#### Supplied records

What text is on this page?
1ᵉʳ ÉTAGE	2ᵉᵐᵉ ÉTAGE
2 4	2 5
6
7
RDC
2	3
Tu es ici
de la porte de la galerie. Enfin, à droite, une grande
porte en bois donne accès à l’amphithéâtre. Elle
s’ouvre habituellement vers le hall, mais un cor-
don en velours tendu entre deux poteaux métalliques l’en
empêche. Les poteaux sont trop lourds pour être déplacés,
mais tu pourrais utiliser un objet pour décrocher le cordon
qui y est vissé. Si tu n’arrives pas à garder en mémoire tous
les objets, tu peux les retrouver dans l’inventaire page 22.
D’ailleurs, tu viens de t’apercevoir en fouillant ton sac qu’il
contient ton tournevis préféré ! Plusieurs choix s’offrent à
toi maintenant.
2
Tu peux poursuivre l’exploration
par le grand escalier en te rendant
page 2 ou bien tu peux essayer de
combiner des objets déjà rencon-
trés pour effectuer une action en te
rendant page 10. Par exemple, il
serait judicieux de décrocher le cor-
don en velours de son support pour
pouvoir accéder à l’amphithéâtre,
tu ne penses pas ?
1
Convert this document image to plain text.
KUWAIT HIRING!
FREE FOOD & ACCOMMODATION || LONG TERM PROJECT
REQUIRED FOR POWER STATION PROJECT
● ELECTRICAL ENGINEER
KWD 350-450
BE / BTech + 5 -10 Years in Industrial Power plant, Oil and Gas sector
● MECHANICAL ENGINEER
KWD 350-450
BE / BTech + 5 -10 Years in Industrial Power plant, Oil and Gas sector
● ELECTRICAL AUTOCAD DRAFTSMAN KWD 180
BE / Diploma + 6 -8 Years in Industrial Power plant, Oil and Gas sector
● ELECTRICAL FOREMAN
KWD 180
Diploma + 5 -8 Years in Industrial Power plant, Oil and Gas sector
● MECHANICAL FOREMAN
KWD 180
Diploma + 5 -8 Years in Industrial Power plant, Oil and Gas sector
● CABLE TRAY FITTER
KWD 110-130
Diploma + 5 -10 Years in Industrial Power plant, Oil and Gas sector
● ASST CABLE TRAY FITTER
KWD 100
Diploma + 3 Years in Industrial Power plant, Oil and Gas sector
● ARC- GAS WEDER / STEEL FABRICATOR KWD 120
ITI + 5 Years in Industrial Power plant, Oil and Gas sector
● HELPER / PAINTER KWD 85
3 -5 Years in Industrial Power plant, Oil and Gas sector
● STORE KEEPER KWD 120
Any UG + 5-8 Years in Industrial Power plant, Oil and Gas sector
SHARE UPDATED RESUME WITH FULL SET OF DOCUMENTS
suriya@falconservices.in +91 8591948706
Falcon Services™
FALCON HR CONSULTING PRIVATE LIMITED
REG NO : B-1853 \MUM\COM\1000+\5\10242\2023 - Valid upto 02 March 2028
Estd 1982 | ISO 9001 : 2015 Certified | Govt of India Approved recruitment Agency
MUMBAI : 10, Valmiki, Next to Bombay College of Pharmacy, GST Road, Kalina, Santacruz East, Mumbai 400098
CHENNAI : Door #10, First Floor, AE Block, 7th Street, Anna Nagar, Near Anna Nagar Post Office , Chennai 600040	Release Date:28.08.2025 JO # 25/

########

Task instructions: Give back exactly the lines that run from the line with "Convert this document image to plain text." through the close of the material, counting both ends, and nothing more.

Complete output:
Convert this document image to plain text.
KUWAIT HIRING!
FREE FOOD & ACCOMMODATION || LONG TERM PROJECT
REQUIRED FOR POWER STATION PROJECT
● ELECTRICAL ENGINEER
KWD 350-450
BE / BTech + 5 -10 Years in Industrial Power plant, Oil and Gas sector
● MECHANICAL ENGINEER
KWD 350-450
BE / BTech + 5 -10 Years in Industrial Power plant, Oil and Gas sector
● ELECTRICAL AUTOCAD DRAFTSMAN KWD 180
BE / Diploma + 6 -8 Years in Industrial Power plant, Oil and Gas sector
● ELECTRICAL FOREMAN
KWD 180
Diploma + 5 -8 Years in Industrial Power plant, Oil and Gas sector
● MECHANICAL FOREMAN
KWD 180
Diploma + 5 -8 Years in Industrial Power plant, Oil and Gas sector
● CABLE TRAY FITTER
KWD 110-130
Diploma + 5 -10 Years in Industrial Power plant, Oil and Gas sector
● ASST CABLE TRAY FITTER
KWD 100
Diploma + 3 Years in Industrial Power plant, Oil and Gas sector
● ARC- GAS WEDER / STEEL FABRICATOR KWD 120
ITI + 5 Years in Industrial Power plant, Oil and Gas sector
● HELPER / PAINTER KWD 85
3 -5 Years in Industrial Power plant, Oil and Gas sector
● STORE KEEPER KWD 120
Any UG + 5-8 Years in Industrial Power plant, Oil and Gas sector
SHARE UPDATED RESUME WITH FULL SET OF DOCUMENTS
suriya@falconservices.in +91 8591948706
Falcon Services™
FALCON HR CONSULTING PRIVATE LIMITED
REG NO : B-1853 \MUM\COM\1000+\5\10242\2023 - Valid upto 02 March 2028
Estd 1982 | ISO 9001 : 2015 Certified | Govt of India Approved recruitment Agency
MUMBAI : 10, Valmiki, Next to Bombay College of Pharmacy, GST Road, Kalina, Santacruz East, Mumbai 400098
CHENNAI : Door #10, First Floor, AE Block, 7th Street, Anna Nagar, Near Anna Nagar Post Office , Chennai 600040	Release Date:28.08.2025 JO # 25/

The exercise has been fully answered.